Task goal >> Copy out every line containing the word "this".

Task material >>
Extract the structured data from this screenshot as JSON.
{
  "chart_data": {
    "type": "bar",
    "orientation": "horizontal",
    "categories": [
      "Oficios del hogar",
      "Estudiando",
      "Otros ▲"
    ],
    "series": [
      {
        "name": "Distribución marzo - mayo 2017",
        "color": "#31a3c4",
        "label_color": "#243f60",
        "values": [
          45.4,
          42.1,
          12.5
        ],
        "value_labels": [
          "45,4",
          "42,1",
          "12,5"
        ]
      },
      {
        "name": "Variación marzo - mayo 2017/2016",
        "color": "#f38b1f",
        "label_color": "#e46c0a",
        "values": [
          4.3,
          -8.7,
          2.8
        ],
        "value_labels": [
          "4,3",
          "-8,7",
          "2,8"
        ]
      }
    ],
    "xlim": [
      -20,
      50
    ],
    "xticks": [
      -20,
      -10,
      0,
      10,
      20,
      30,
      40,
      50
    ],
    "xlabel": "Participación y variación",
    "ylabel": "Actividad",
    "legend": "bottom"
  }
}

---

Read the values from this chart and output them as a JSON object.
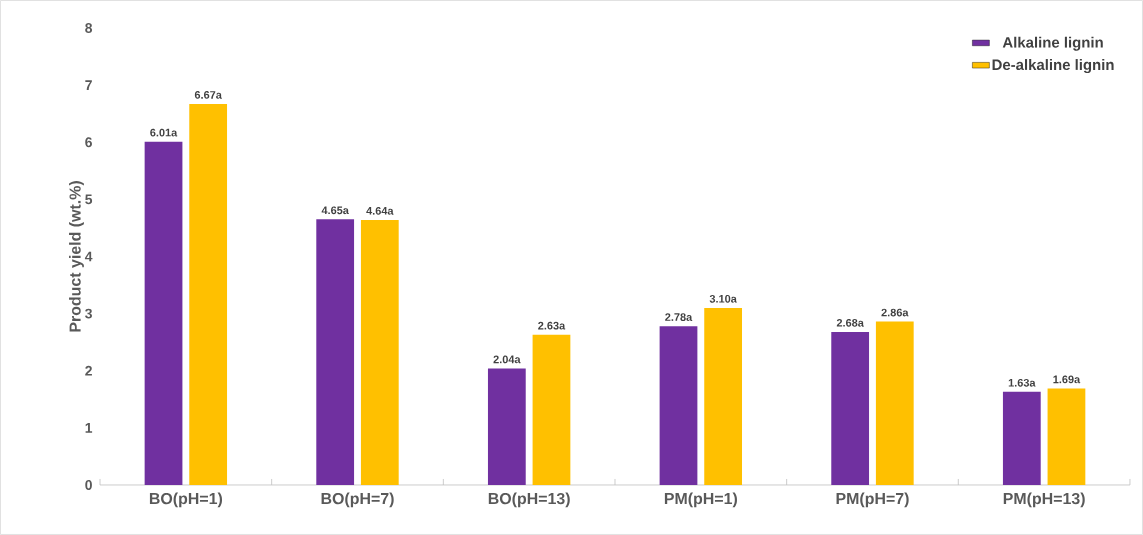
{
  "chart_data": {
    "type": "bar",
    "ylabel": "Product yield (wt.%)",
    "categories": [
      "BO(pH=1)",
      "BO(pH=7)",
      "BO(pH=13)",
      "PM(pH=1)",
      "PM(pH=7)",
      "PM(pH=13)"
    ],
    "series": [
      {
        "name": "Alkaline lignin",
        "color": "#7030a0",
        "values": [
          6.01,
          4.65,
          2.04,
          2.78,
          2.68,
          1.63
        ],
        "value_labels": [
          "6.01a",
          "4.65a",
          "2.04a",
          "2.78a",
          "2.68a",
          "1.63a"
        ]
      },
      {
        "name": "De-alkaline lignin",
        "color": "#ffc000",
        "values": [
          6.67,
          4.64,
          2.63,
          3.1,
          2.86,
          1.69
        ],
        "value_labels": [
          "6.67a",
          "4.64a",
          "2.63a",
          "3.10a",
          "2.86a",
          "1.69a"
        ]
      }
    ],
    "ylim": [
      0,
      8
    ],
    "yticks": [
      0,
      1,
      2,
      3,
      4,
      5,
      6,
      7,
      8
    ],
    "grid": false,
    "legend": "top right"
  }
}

Response >>
Extract the structured data from this screenshot as JSON.
Read the values from this chart and output them as a JSON object.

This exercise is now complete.